_REQUIREMENT_:
The required answer is an exact copy of the records below, without pictures.

★ ★ ★ ★

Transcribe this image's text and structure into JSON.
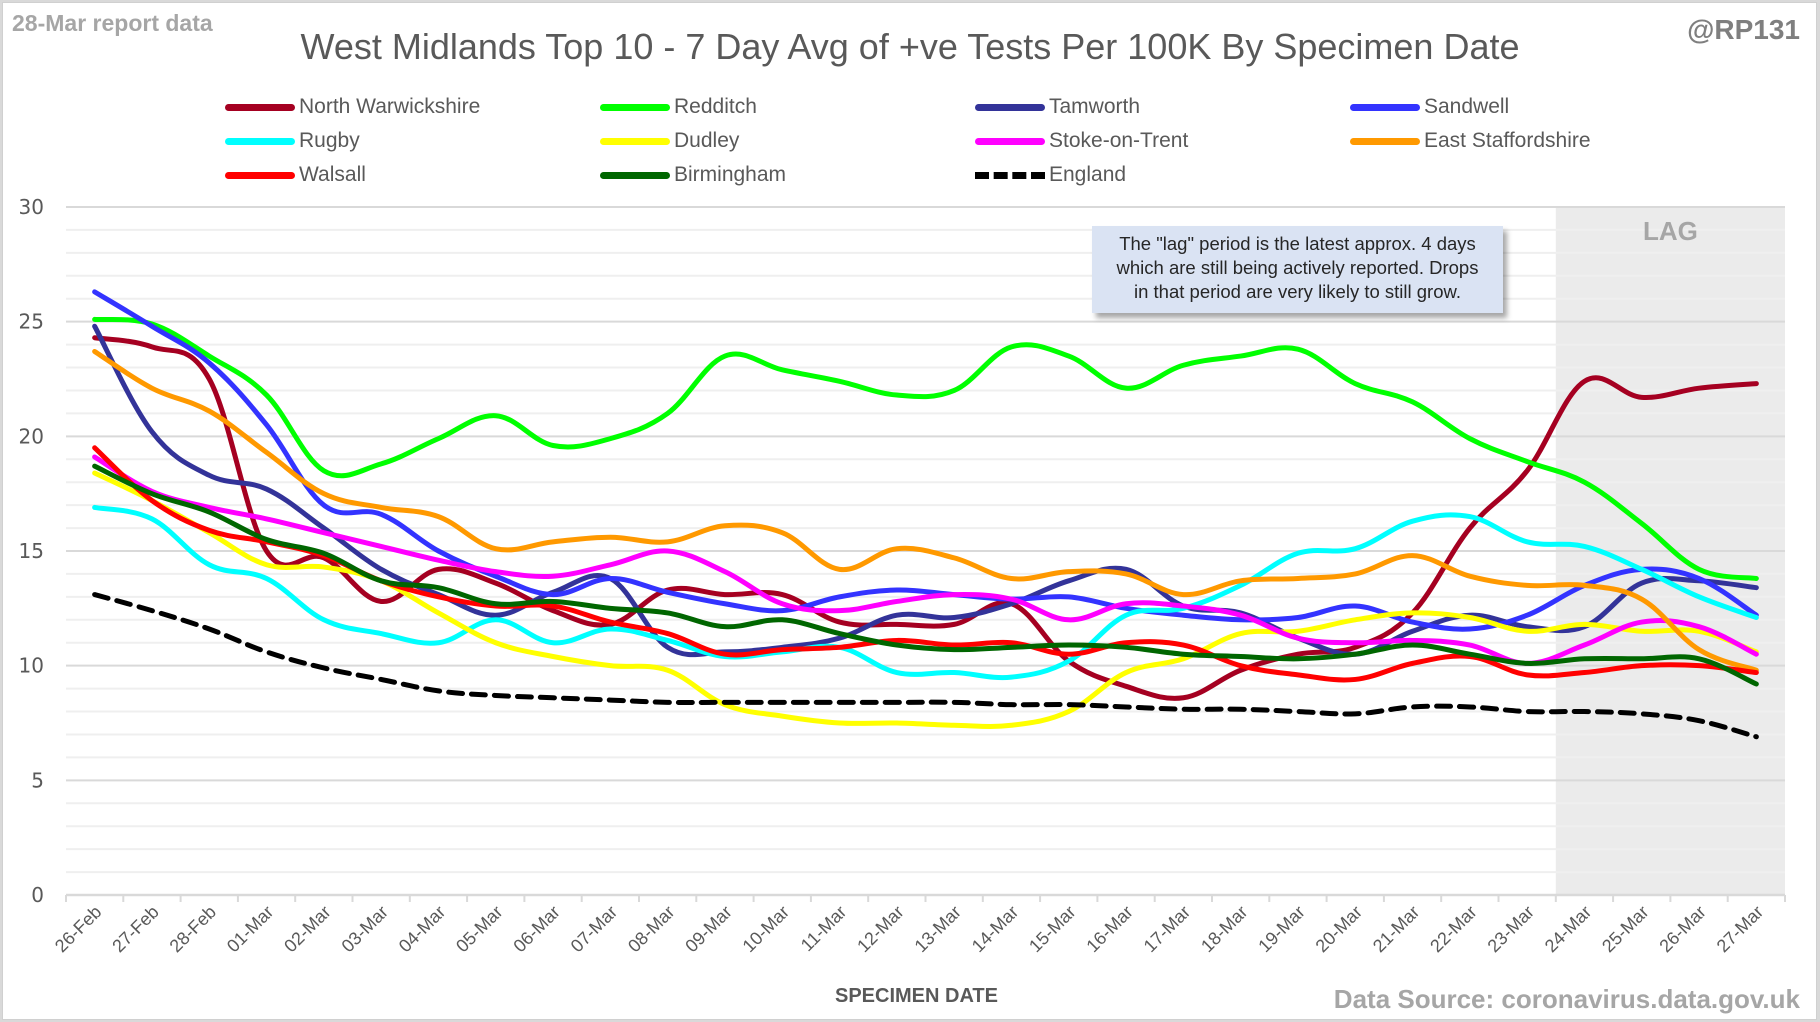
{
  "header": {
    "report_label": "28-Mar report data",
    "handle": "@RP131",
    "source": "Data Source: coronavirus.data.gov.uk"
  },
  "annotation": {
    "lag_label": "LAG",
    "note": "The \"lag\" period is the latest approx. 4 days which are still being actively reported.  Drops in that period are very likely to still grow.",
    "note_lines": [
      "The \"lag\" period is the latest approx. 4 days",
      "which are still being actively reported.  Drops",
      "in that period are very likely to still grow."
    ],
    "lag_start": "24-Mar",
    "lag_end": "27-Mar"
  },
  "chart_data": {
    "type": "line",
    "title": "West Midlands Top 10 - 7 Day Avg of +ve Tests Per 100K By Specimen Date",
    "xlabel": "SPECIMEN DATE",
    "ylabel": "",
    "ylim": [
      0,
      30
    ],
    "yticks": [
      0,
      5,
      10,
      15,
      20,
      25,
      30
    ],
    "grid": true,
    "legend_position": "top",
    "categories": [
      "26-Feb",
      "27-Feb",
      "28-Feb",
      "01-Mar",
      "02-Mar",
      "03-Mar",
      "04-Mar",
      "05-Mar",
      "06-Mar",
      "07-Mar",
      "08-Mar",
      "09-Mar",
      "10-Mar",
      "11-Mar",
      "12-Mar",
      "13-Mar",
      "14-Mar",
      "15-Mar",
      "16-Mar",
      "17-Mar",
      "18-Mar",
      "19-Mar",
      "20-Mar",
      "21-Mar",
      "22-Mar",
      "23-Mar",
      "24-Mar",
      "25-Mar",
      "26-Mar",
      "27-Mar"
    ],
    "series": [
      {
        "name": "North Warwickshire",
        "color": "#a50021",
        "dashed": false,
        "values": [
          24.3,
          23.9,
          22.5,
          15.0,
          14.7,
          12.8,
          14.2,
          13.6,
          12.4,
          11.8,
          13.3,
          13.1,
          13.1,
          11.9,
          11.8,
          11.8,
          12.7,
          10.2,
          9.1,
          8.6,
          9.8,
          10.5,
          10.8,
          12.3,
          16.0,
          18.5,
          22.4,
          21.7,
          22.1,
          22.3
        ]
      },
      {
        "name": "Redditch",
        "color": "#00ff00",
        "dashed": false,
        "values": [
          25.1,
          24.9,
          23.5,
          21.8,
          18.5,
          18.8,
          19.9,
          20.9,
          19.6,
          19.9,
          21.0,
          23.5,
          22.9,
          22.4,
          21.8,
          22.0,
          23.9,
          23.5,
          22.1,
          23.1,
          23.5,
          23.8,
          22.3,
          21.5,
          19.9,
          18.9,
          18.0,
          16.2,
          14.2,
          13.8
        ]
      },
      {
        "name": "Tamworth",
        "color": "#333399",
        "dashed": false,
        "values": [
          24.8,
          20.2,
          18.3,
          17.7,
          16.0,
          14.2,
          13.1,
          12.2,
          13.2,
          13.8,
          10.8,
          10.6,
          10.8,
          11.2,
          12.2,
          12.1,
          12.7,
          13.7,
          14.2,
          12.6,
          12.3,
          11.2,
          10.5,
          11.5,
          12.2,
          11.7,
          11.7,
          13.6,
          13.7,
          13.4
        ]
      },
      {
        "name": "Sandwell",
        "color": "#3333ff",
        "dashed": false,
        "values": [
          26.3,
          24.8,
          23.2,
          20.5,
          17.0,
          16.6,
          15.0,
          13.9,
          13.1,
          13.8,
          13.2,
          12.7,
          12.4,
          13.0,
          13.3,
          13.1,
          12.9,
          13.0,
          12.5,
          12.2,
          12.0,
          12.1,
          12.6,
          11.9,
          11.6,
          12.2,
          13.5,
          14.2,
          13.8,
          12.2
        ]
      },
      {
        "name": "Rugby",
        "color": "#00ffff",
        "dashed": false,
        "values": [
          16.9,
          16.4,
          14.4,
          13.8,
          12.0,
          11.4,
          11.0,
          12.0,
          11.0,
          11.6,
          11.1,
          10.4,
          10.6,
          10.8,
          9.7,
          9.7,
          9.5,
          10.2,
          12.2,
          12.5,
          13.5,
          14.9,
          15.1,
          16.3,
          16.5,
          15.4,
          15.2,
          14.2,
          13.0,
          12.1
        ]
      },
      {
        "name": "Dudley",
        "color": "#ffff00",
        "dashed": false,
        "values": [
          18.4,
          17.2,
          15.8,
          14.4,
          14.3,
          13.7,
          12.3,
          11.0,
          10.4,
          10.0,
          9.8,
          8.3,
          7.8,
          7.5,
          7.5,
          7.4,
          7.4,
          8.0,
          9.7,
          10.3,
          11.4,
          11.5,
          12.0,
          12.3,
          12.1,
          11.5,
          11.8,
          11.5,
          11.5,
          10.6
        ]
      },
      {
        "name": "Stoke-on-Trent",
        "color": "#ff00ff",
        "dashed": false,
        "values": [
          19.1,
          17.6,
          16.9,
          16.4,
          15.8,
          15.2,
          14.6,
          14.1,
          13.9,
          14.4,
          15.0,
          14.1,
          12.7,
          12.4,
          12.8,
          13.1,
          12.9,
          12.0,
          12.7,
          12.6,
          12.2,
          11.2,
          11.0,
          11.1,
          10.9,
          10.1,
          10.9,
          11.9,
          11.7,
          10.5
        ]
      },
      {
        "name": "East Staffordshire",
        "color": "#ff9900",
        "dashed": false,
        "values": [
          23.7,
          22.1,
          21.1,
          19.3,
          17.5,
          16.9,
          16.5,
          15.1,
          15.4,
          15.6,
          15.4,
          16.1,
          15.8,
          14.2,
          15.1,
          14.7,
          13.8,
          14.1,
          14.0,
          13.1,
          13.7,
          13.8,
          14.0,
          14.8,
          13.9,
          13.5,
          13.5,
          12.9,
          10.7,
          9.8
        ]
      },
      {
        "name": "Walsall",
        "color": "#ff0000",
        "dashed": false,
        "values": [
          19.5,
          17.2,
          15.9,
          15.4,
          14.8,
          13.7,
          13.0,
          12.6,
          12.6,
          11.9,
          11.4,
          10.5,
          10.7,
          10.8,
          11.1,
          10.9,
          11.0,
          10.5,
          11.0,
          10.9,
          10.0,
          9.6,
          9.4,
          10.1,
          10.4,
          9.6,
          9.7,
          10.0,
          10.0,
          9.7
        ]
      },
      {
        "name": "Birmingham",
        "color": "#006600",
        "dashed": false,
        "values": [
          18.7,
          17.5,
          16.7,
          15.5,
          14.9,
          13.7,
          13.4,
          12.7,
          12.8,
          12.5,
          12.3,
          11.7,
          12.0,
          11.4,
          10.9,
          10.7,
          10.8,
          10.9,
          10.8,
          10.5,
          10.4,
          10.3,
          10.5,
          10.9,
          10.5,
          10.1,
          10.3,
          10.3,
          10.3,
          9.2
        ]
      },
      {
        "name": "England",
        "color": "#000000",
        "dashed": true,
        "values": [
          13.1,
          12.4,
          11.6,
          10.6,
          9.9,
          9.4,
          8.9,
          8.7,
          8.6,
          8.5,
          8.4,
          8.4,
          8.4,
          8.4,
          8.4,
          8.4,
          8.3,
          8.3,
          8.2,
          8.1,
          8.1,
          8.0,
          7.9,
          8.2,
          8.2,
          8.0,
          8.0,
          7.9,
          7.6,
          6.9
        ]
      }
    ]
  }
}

★ ★ ★ ★

_SOLVED EXERCISE_:
Transcribe this image's text and structure into JSON.
{
  "header": {
    "report_label": "28-Mar report data",
    "handle": "@RP131",
    "source": "Data Source: coronavirus.data.gov.uk"
  },
  "annotation": {
    "lag_label": "LAG",
    "note": "The \"lag\" period is the latest approx. 4 days which are still being actively reported.  Drops in that period are very likely to still grow.",
    "note_lines": [
      "The \"lag\" period is the latest approx. 4 days",
      "which are still being actively reported.  Drops",
      "in that period are very likely to still grow."
    ],
    "lag_start": "24-Mar",
    "lag_end": "27-Mar"
  },
  "chart_data": {
    "type": "line",
    "title": "West Midlands Top 10 - 7 Day Avg of +ve Tests Per 100K By Specimen Date",
    "xlabel": "SPECIMEN DATE",
    "ylabel": "",
    "ylim": [
      0,
      30
    ],
    "yticks": [
      0,
      5,
      10,
      15,
      20,
      25,
      30
    ],
    "grid": true,
    "legend_position": "top",
    "categories": [
      "26-Feb",
      "27-Feb",
      "28-Feb",
      "01-Mar",
      "02-Mar",
      "03-Mar",
      "04-Mar",
      "05-Mar",
      "06-Mar",
      "07-Mar",
      "08-Mar",
      "09-Mar",
      "10-Mar",
      "11-Mar",
      "12-Mar",
      "13-Mar",
      "14-Mar",
      "15-Mar",
      "16-Mar",
      "17-Mar",
      "18-Mar",
      "19-Mar",
      "20-Mar",
      "21-Mar",
      "22-Mar",
      "23-Mar",
      "24-Mar",
      "25-Mar",
      "26-Mar",
      "27-Mar"
    ],
    "series": [
      {
        "name": "North Warwickshire",
        "color": "#a50021",
        "dashed": false,
        "values": [
          24.3,
          23.9,
          22.5,
          15.0,
          14.7,
          12.8,
          14.2,
          13.6,
          12.4,
          11.8,
          13.3,
          13.1,
          13.1,
          11.9,
          11.8,
          11.8,
          12.7,
          10.2,
          9.1,
          8.6,
          9.8,
          10.5,
          10.8,
          12.3,
          16.0,
          18.5,
          22.4,
          21.7,
          22.1,
          22.3
        ]
      },
      {
        "name": "Redditch",
        "color": "#00ff00",
        "dashed": false,
        "values": [
          25.1,
          24.9,
          23.5,
          21.8,
          18.5,
          18.8,
          19.9,
          20.9,
          19.6,
          19.9,
          21.0,
          23.5,
          22.9,
          22.4,
          21.8,
          22.0,
          23.9,
          23.5,
          22.1,
          23.1,
          23.5,
          23.8,
          22.3,
          21.5,
          19.9,
          18.9,
          18.0,
          16.2,
          14.2,
          13.8
        ]
      },
      {
        "name": "Tamworth",
        "color": "#333399",
        "dashed": false,
        "values": [
          24.8,
          20.2,
          18.3,
          17.7,
          16.0,
          14.2,
          13.1,
          12.2,
          13.2,
          13.8,
          10.8,
          10.6,
          10.8,
          11.2,
          12.2,
          12.1,
          12.7,
          13.7,
          14.2,
          12.6,
          12.3,
          11.2,
          10.5,
          11.5,
          12.2,
          11.7,
          11.7,
          13.6,
          13.7,
          13.4
        ]
      },
      {
        "name": "Sandwell",
        "color": "#3333ff",
        "dashed": false,
        "values": [
          26.3,
          24.8,
          23.2,
          20.5,
          17.0,
          16.6,
          15.0,
          13.9,
          13.1,
          13.8,
          13.2,
          12.7,
          12.4,
          13.0,
          13.3,
          13.1,
          12.9,
          13.0,
          12.5,
          12.2,
          12.0,
          12.1,
          12.6,
          11.9,
          11.6,
          12.2,
          13.5,
          14.2,
          13.8,
          12.2
        ]
      },
      {
        "name": "Rugby",
        "color": "#00ffff",
        "dashed": false,
        "values": [
          16.9,
          16.4,
          14.4,
          13.8,
          12.0,
          11.4,
          11.0,
          12.0,
          11.0,
          11.6,
          11.1,
          10.4,
          10.6,
          10.8,
          9.7,
          9.7,
          9.5,
          10.2,
          12.2,
          12.5,
          13.5,
          14.9,
          15.1,
          16.3,
          16.5,
          15.4,
          15.2,
          14.2,
          13.0,
          12.1
        ]
      },
      {
        "name": "Dudley",
        "color": "#ffff00",
        "dashed": false,
        "values": [
          18.4,
          17.2,
          15.8,
          14.4,
          14.3,
          13.7,
          12.3,
          11.0,
          10.4,
          10.0,
          9.8,
          8.3,
          7.8,
          7.5,
          7.5,
          7.4,
          7.4,
          8.0,
          9.7,
          10.3,
          11.4,
          11.5,
          12.0,
          12.3,
          12.1,
          11.5,
          11.8,
          11.5,
          11.5,
          10.6
        ]
      },
      {
        "name": "Stoke-on-Trent",
        "color": "#ff00ff",
        "dashed": false,
        "values": [
          19.1,
          17.6,
          16.9,
          16.4,
          15.8,
          15.2,
          14.6,
          14.1,
          13.9,
          14.4,
          15.0,
          14.1,
          12.7,
          12.4,
          12.8,
          13.1,
          12.9,
          12.0,
          12.7,
          12.6,
          12.2,
          11.2,
          11.0,
          11.1,
          10.9,
          10.1,
          10.9,
          11.9,
          11.7,
          10.5
        ]
      },
      {
        "name": "East Staffordshire",
        "color": "#ff9900",
        "dashed": false,
        "values": [
          23.7,
          22.1,
          21.1,
          19.3,
          17.5,
          16.9,
          16.5,
          15.1,
          15.4,
          15.6,
          15.4,
          16.1,
          15.8,
          14.2,
          15.1,
          14.7,
          13.8,
          14.1,
          14.0,
          13.1,
          13.7,
          13.8,
          14.0,
          14.8,
          13.9,
          13.5,
          13.5,
          12.9,
          10.7,
          9.8
        ]
      },
      {
        "name": "Walsall",
        "color": "#ff0000",
        "dashed": false,
        "values": [
          19.5,
          17.2,
          15.9,
          15.4,
          14.8,
          13.7,
          13.0,
          12.6,
          12.6,
          11.9,
          11.4,
          10.5,
          10.7,
          10.8,
          11.1,
          10.9,
          11.0,
          10.5,
          11.0,
          10.9,
          10.0,
          9.6,
          9.4,
          10.1,
          10.4,
          9.6,
          9.7,
          10.0,
          10.0,
          9.7
        ]
      },
      {
        "name": "Birmingham",
        "color": "#006600",
        "dashed": false,
        "values": [
          18.7,
          17.5,
          16.7,
          15.5,
          14.9,
          13.7,
          13.4,
          12.7,
          12.8,
          12.5,
          12.3,
          11.7,
          12.0,
          11.4,
          10.9,
          10.7,
          10.8,
          10.9,
          10.8,
          10.5,
          10.4,
          10.3,
          10.5,
          10.9,
          10.5,
          10.1,
          10.3,
          10.3,
          10.3,
          9.2
        ]
      },
      {
        "name": "England",
        "color": "#000000",
        "dashed": true,
        "values": [
          13.1,
          12.4,
          11.6,
          10.6,
          9.9,
          9.4,
          8.9,
          8.7,
          8.6,
          8.5,
          8.4,
          8.4,
          8.4,
          8.4,
          8.4,
          8.4,
          8.3,
          8.3,
          8.2,
          8.1,
          8.1,
          8.0,
          7.9,
          8.2,
          8.2,
          8.0,
          8.0,
          7.9,
          7.6,
          6.9
        ]
      }
    ]
  }
}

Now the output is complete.